Start
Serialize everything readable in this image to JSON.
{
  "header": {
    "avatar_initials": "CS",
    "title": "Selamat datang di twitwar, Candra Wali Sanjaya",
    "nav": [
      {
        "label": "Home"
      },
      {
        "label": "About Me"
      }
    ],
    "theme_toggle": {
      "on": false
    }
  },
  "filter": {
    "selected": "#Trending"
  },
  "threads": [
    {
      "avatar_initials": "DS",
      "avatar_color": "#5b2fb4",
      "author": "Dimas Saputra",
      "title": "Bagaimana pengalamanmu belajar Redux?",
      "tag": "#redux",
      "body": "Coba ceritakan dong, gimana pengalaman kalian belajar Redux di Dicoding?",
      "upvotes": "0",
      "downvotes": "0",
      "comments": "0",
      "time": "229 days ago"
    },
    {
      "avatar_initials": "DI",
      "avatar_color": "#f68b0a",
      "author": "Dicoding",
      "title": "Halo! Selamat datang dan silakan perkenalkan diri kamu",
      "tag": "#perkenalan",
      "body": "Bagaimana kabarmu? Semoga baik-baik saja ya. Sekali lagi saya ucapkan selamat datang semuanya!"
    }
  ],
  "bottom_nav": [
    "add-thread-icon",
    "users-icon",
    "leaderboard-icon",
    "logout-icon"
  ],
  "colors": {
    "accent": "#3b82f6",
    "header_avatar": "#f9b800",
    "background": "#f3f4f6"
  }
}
End
== Brief ==
Say how many lines contain the string "belajar", giving nothing but the count.

== Result of the exercise ==
2